▶ **Given data**:

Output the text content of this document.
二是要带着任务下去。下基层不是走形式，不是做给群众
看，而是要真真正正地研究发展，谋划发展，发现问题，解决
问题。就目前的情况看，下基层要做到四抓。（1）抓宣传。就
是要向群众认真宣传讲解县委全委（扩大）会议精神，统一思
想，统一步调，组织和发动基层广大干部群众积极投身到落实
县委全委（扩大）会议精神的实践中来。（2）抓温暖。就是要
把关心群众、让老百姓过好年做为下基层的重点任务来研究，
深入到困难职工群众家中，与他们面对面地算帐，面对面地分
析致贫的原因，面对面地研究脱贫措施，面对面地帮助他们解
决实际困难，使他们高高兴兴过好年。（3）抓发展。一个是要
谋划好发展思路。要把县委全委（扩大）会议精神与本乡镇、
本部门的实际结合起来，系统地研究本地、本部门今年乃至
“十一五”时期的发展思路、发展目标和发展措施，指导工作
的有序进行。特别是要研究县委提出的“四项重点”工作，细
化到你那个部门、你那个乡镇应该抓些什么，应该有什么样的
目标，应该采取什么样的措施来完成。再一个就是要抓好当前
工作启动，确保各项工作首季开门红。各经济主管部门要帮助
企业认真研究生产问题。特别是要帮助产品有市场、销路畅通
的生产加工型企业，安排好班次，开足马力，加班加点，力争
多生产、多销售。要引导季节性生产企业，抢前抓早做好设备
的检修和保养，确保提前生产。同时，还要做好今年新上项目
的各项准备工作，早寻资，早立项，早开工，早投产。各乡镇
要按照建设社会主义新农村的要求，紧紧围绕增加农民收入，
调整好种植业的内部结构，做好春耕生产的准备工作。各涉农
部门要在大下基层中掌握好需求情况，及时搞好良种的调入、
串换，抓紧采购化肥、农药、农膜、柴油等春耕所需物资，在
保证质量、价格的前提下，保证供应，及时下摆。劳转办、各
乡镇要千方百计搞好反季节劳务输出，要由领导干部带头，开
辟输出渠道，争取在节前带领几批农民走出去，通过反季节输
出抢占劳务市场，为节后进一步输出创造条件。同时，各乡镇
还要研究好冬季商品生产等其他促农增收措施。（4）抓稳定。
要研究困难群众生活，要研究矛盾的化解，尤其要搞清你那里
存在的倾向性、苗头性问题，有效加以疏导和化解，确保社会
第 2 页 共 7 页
==
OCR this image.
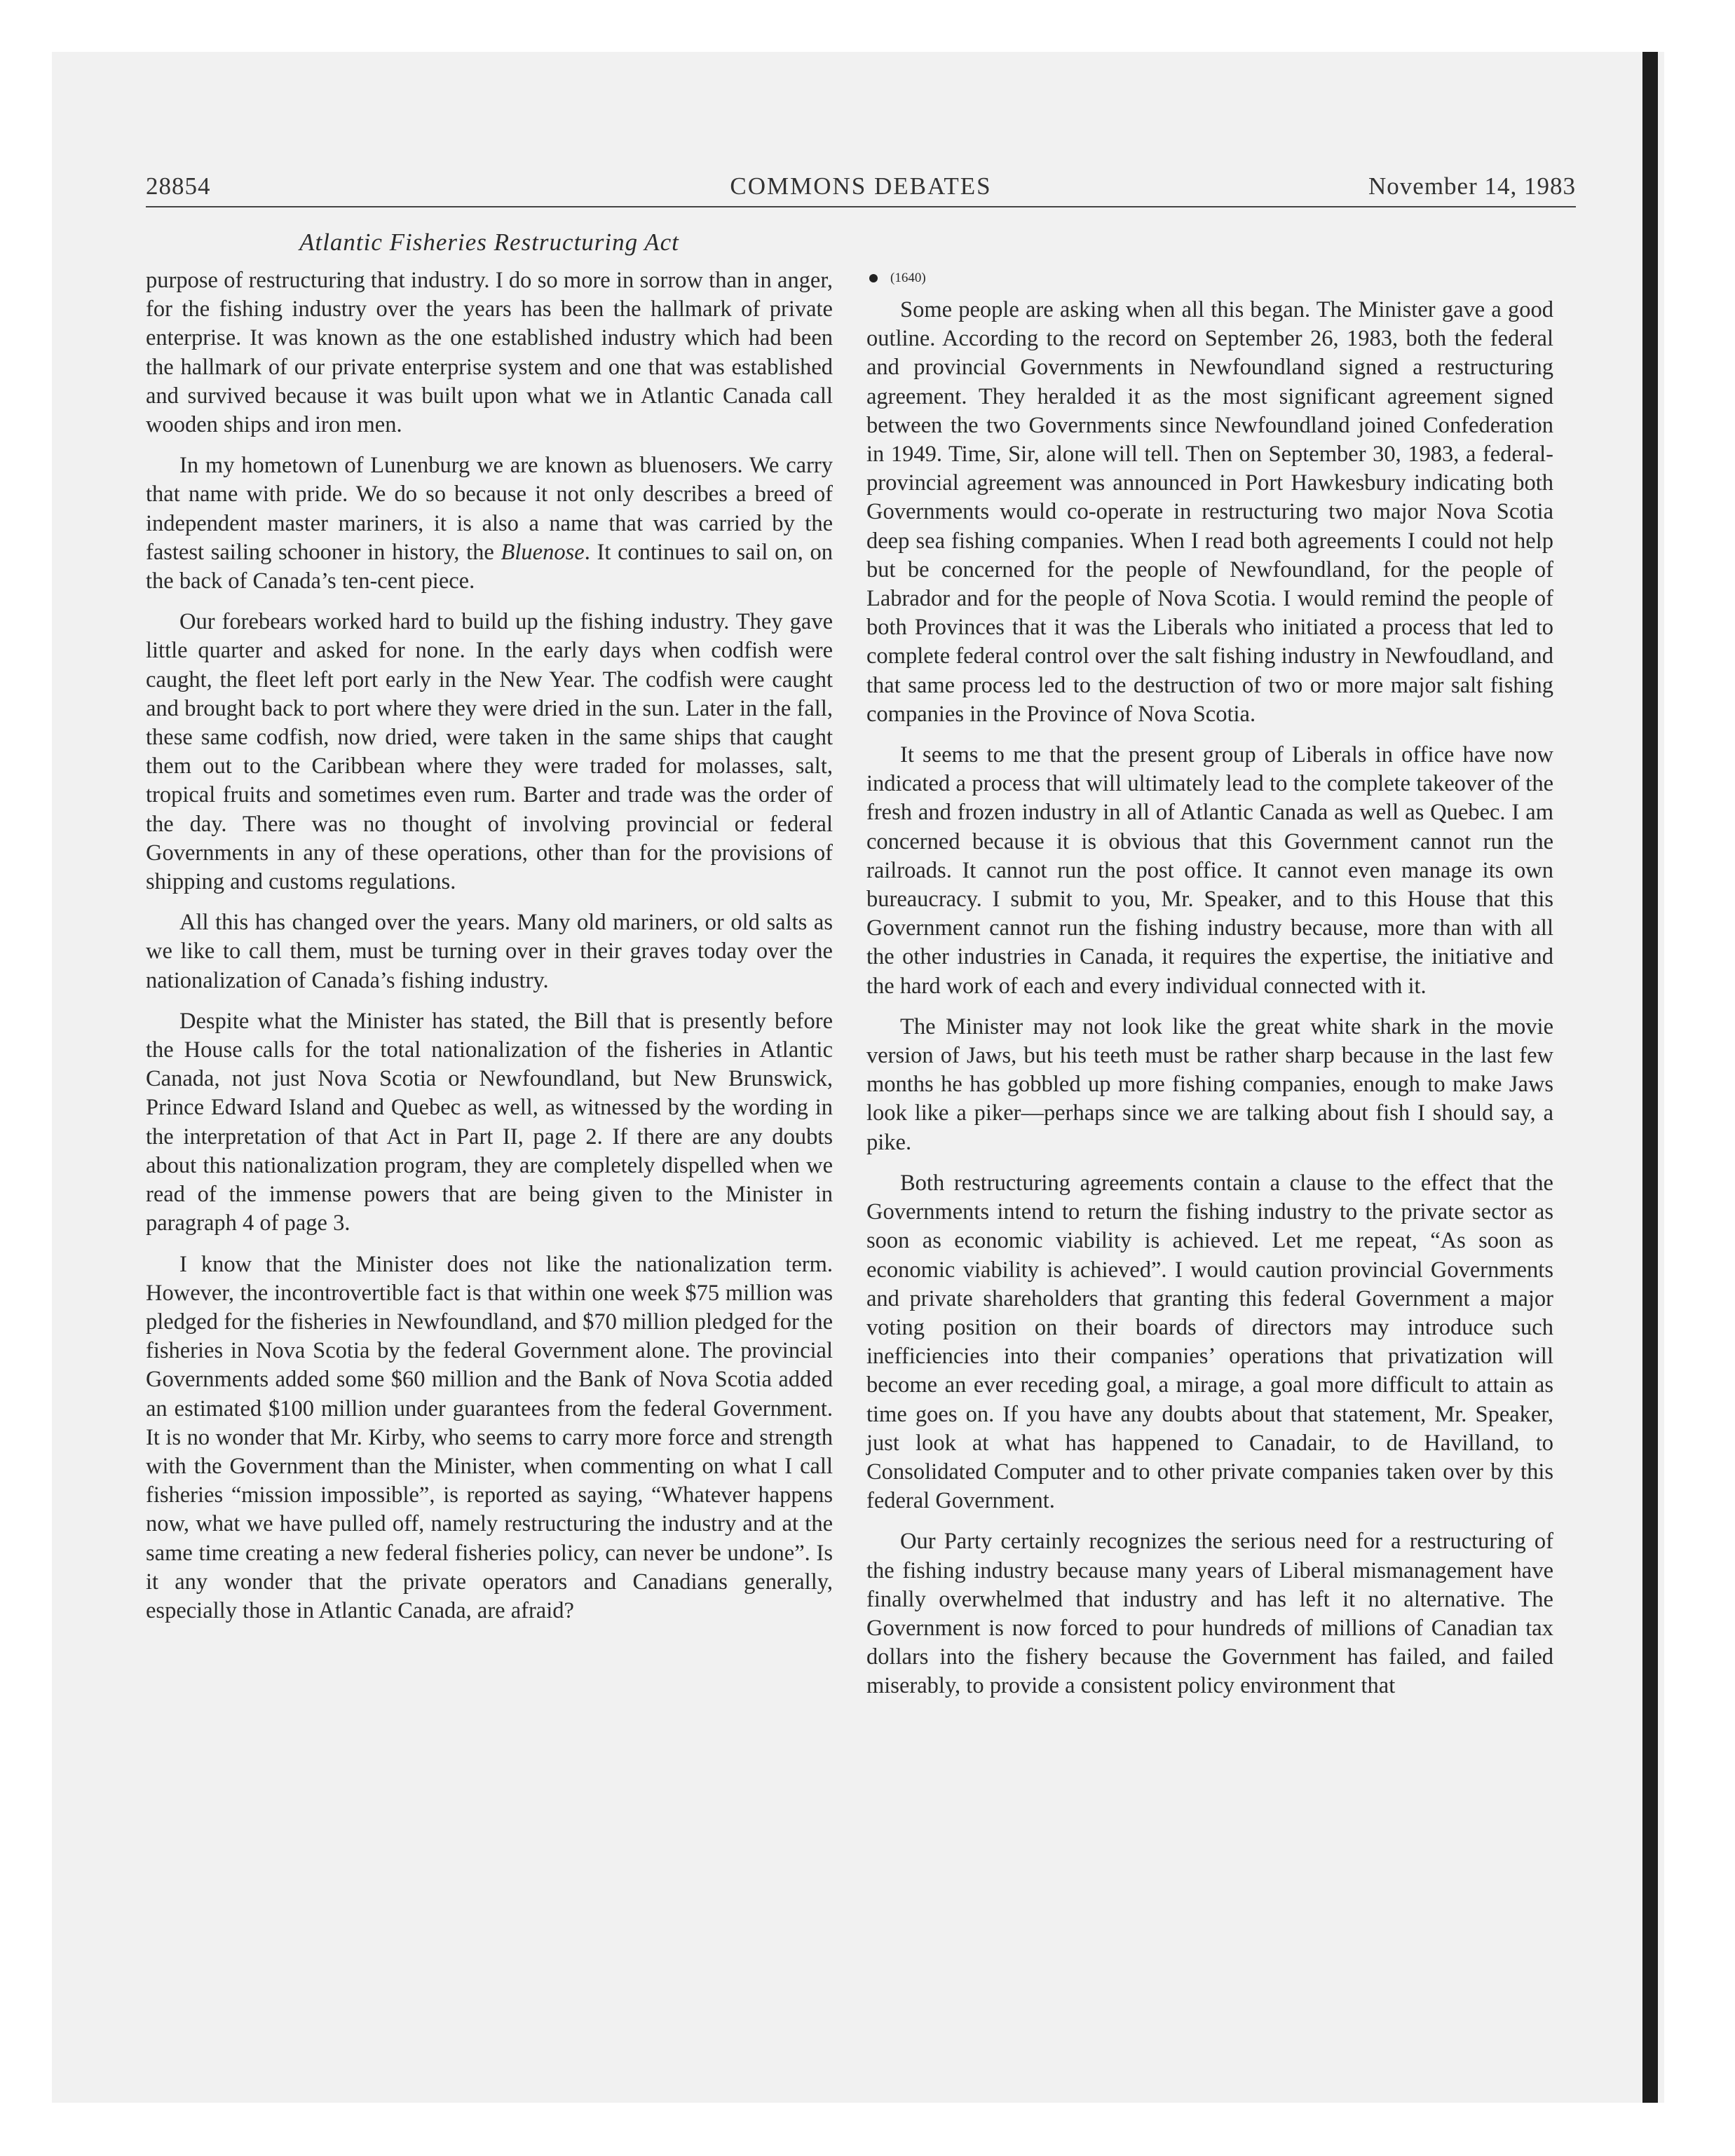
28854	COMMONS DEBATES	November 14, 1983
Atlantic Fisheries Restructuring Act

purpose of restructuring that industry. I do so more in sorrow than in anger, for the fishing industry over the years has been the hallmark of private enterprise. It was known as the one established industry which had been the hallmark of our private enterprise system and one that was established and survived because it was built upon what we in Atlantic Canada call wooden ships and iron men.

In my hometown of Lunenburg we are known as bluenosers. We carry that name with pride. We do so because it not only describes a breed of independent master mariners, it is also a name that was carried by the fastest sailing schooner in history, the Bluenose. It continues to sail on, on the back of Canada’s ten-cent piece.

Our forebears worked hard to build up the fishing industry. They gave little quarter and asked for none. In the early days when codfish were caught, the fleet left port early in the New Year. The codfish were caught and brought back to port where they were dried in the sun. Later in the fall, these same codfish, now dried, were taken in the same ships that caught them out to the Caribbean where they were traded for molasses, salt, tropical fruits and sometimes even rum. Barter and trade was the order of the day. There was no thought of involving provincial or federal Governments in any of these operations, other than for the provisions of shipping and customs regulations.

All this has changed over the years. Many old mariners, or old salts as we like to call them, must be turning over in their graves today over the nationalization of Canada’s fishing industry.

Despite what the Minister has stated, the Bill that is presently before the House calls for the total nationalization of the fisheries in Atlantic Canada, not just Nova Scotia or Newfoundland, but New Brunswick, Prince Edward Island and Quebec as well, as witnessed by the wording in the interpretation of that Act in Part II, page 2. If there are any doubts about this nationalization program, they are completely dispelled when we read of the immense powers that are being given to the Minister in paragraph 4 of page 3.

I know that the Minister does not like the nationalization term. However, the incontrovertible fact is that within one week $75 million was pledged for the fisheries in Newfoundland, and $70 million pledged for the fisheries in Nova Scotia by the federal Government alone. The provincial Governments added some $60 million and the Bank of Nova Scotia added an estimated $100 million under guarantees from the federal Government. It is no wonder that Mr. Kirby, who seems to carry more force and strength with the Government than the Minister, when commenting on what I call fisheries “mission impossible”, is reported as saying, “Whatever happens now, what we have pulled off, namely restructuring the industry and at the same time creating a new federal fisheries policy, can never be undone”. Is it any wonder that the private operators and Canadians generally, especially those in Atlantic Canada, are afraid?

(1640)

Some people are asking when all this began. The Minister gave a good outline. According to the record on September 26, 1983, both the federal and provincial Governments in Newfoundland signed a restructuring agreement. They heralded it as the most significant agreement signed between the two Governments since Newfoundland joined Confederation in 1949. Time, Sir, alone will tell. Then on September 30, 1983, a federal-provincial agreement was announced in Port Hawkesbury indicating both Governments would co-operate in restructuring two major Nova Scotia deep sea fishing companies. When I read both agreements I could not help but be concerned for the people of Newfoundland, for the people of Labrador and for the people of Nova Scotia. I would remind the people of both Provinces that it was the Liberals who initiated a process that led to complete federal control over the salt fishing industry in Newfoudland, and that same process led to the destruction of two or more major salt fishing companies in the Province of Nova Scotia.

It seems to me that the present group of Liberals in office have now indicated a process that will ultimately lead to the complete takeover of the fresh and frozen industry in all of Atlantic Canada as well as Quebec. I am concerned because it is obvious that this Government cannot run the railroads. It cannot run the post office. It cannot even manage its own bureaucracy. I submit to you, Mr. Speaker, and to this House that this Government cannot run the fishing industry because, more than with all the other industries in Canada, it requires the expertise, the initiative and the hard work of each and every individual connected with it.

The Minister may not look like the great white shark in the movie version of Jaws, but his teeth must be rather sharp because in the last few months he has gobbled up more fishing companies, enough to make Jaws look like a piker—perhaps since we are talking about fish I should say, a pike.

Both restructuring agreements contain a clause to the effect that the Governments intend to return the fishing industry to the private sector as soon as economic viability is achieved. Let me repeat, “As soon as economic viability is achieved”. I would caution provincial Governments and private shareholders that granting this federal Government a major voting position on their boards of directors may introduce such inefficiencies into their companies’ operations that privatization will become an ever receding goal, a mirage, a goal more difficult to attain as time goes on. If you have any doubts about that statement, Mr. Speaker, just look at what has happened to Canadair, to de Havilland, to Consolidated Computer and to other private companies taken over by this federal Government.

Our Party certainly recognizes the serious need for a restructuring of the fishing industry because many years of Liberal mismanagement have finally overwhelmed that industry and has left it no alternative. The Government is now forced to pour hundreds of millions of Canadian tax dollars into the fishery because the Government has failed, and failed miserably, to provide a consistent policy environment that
---
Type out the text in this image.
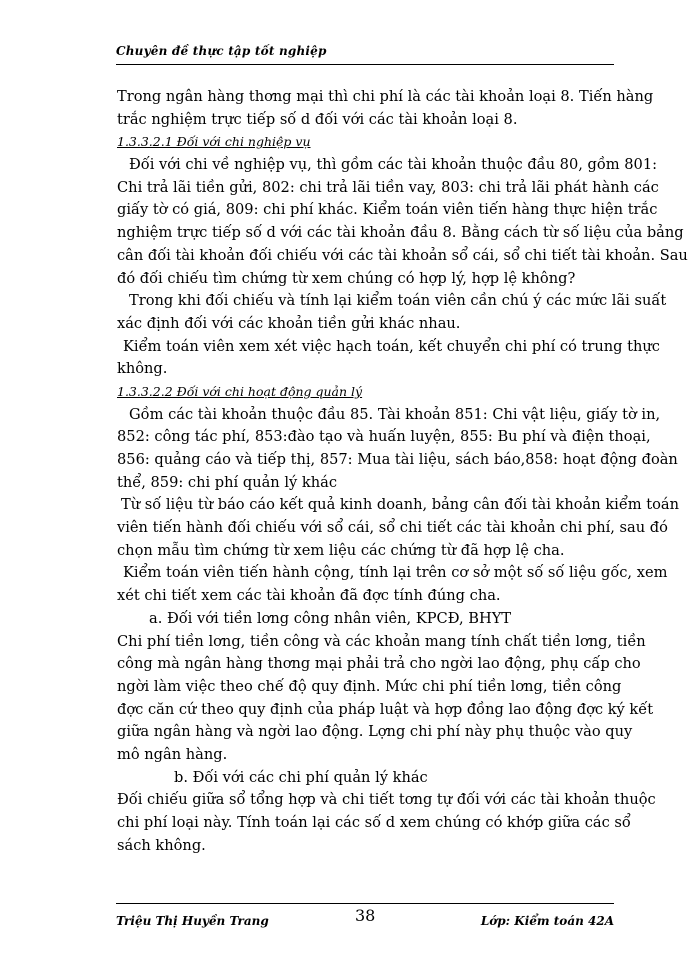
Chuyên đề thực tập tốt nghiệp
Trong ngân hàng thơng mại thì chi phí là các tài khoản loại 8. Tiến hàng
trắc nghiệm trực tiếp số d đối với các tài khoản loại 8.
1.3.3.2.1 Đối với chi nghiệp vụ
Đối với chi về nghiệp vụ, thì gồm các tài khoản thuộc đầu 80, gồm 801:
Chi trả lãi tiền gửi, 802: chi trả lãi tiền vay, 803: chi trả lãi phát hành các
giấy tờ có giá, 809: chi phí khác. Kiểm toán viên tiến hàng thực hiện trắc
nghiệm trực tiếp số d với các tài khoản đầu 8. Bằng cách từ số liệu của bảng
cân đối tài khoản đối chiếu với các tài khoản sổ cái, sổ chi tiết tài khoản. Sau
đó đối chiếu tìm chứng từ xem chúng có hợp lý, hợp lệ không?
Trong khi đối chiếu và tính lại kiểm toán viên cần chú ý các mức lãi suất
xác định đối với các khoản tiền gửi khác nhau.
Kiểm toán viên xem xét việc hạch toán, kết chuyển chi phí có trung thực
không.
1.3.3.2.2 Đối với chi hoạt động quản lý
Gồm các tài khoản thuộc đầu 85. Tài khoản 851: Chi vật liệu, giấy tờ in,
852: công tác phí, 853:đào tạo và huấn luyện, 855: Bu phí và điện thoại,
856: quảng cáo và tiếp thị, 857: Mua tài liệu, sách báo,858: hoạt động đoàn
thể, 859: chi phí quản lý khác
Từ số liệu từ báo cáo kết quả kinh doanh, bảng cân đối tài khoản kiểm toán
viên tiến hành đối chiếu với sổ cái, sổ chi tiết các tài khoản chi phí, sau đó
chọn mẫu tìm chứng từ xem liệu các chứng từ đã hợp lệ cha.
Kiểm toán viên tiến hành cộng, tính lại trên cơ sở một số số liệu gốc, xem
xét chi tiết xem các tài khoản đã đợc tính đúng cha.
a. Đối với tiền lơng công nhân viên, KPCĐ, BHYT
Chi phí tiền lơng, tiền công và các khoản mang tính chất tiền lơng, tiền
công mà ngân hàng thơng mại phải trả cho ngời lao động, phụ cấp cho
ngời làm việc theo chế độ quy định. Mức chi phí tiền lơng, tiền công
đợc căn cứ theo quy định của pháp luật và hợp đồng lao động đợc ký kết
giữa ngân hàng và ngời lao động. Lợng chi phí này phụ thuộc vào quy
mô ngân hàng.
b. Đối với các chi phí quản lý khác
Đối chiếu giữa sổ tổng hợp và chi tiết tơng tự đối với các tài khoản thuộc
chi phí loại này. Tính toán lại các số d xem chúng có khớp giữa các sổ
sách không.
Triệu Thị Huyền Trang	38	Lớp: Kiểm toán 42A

▶ **Aim**: Extract every line that has the string "tiếp" in it.

▶ **Completed exercise**:
trắc nghiệm trực tiếp số d đối với các tài khoản loại 8.
nghiệm trực tiếp số d với các tài khoản đầu 8. Bằng cách từ số liệu của bảng
856: quảng cáo và tiếp thị, 857: Mua tài liệu, sách báo,858: hoạt động đoàn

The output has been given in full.